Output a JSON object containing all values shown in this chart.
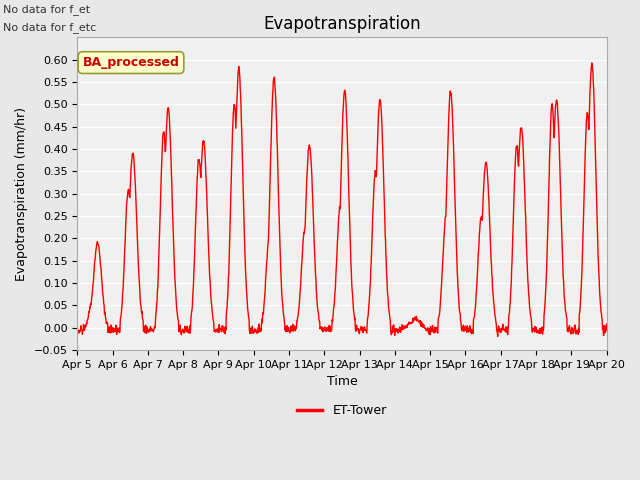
{
  "title": "Evapotranspiration",
  "ylabel": "Evapotranspiration (mm/hr)",
  "xlabel": "Time",
  "ylim": [
    -0.05,
    0.65
  ],
  "yticks": [
    -0.05,
    0.0,
    0.05,
    0.1,
    0.15,
    0.2,
    0.25,
    0.3,
    0.35,
    0.4,
    0.45,
    0.5,
    0.55,
    0.6
  ],
  "line_color": "red",
  "line_width": 1.0,
  "background_color": "#e8e8e8",
  "plot_bg_color": "#f0f0f0",
  "legend_label": "ET-Tower",
  "annotations": [
    "No data for f_et",
    "No data for f_etc"
  ],
  "annotation_color": "#333333",
  "ba_label": "BA_processed",
  "ba_label_color": "#cc0000",
  "ba_box_color": "#ffffcc",
  "ba_box_edge": "#999933",
  "x_tick_labels": [
    "Apr 5",
    "Apr 6",
    "Apr 7",
    "Apr 8",
    "Apr 9",
    "Apr 10",
    "Apr 11",
    "Apr 12",
    "Apr 13",
    "Apr 14",
    "Apr 15",
    "Apr 16",
    "Apr 17",
    "Apr 18",
    "Apr 19",
    "Apr 20"
  ],
  "n_days": 15,
  "start_day": 5,
  "day_peaks": [
    0.19,
    0.39,
    0.49,
    0.42,
    0.58,
    0.56,
    0.41,
    0.53,
    0.51,
    0.02,
    0.53,
    0.37,
    0.45,
    0.51,
    0.59
  ],
  "day_peaks2": [
    0.07,
    0.31,
    0.44,
    0.38,
    0.5,
    0.21,
    0.22,
    0.27,
    0.35,
    0.01,
    0.25,
    0.25,
    0.41,
    0.5,
    0.48
  ]
}
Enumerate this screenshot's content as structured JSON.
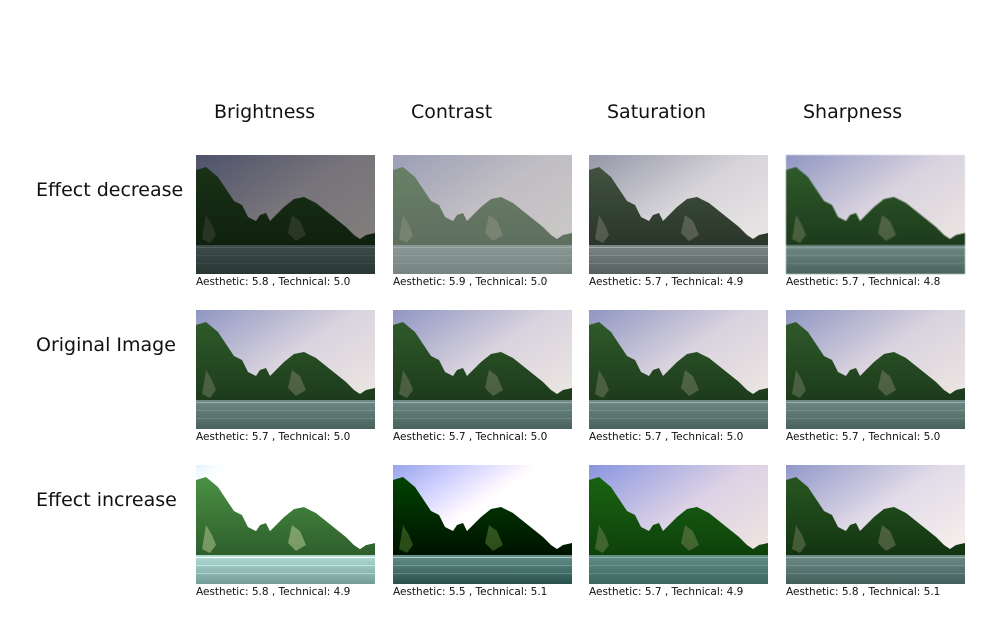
{
  "columns": [
    "Brightness",
    "Contrast",
    "Saturation",
    "Sharpness"
  ],
  "rows": [
    {
      "label": "Effect decrease",
      "cells": [
        {
          "caption": "Aesthetic: 5.8 , Technical: 5.0"
        },
        {
          "caption": "Aesthetic: 5.9 , Technical: 5.0"
        },
        {
          "caption": "Aesthetic: 5.7 , Technical: 4.9"
        },
        {
          "caption": "Aesthetic: 5.7 , Technical: 4.8"
        }
      ]
    },
    {
      "label": "Original Image",
      "cells": [
        {
          "caption": "Aesthetic: 5.7 , Technical: 5.0"
        },
        {
          "caption": "Aesthetic: 5.7 , Technical: 5.0"
        },
        {
          "caption": "Aesthetic: 5.7 , Technical: 5.0"
        },
        {
          "caption": "Aesthetic: 5.7 , Technical: 5.0"
        }
      ]
    },
    {
      "label": "Effect increase",
      "cells": [
        {
          "caption": "Aesthetic: 5.8 , Technical: 4.9"
        },
        {
          "caption": "Aesthetic: 5.5 , Technical: 5.1"
        },
        {
          "caption": "Aesthetic: 5.7 , Technical: 4.9"
        },
        {
          "caption": "Aesthetic: 5.8 , Technical: 5.1"
        }
      ]
    }
  ]
}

TASK DESCRIPTION: Copy every record above exactly as written, but leave out the pictures.

RESULT OF THIS TASK:
Output a JSON object containing all values shown in this chart.
{
  "title": "Evapotranspiration",
  "ylabel": "Evapotranspiration (mm/hr)",
  "xlabel": "Time",
  "ylim": [
    -0.05,
    0.65
  ],
  "yticks": [
    -0.05,
    0.0,
    0.05,
    0.1,
    0.15,
    0.2,
    0.25,
    0.3,
    0.35,
    0.4,
    0.45,
    0.5,
    0.55,
    0.6
  ],
  "line_color": "red",
  "line_width": 1.0,
  "background_color": "#e8e8e8",
  "plot_bg_color": "#f0f0f0",
  "legend_label": "ET-Tower",
  "annotations": [
    "No data for f_et",
    "No data for f_etc"
  ],
  "annotation_color": "#333333",
  "ba_label": "BA_processed",
  "ba_label_color": "#cc0000",
  "ba_box_color": "#ffffcc",
  "ba_box_edge": "#999933",
  "x_tick_labels": [
    "Apr 5",
    "Apr 6",
    "Apr 7",
    "Apr 8",
    "Apr 9",
    "Apr 10",
    "Apr 11",
    "Apr 12",
    "Apr 13",
    "Apr 14",
    "Apr 15",
    "Apr 16",
    "Apr 17",
    "Apr 18",
    "Apr 19",
    "Apr 20"
  ],
  "n_days": 15,
  "start_day": 5,
  "day_peaks": [
    0.19,
    0.39,
    0.49,
    0.42,
    0.58,
    0.56,
    0.41,
    0.53,
    0.51,
    0.02,
    0.53,
    0.37,
    0.45,
    0.51,
    0.59
  ],
  "day_peaks2": [
    0.07,
    0.31,
    0.44,
    0.38,
    0.5,
    0.21,
    0.22,
    0.27,
    0.35,
    0.01,
    0.25,
    0.25,
    0.41,
    0.5,
    0.48
  ]
}
Enumerate this screenshot's content as structured JSON.
{
  "columns": [
    "Brightness",
    "Contrast",
    "Saturation",
    "Sharpness"
  ],
  "rows": [
    {
      "label": "Effect decrease",
      "cells": [
        {
          "caption": "Aesthetic: 5.8 , Technical: 5.0"
        },
        {
          "caption": "Aesthetic: 5.9 , Technical: 5.0"
        },
        {
          "caption": "Aesthetic: 5.7 , Technical: 4.9"
        },
        {
          "caption": "Aesthetic: 5.7 , Technical: 4.8"
        }
      ]
    },
    {
      "label": "Original Image",
      "cells": [
        {
          "caption": "Aesthetic: 5.7 , Technical: 5.0"
        },
        {
          "caption": "Aesthetic: 5.7 , Technical: 5.0"
        },
        {
          "caption": "Aesthetic: 5.7 , Technical: 5.0"
        },
        {
          "caption": "Aesthetic: 5.7 , Technical: 5.0"
        }
      ]
    },
    {
      "label": "Effect increase",
      "cells": [
        {
          "caption": "Aesthetic: 5.8 , Technical: 4.9"
        },
        {
          "caption": "Aesthetic: 5.5 , Technical: 5.1"
        },
        {
          "caption": "Aesthetic: 5.7 , Technical: 4.9"
        },
        {
          "caption": "Aesthetic: 5.8 , Technical: 5.1"
        }
      ]
    }
  ]
}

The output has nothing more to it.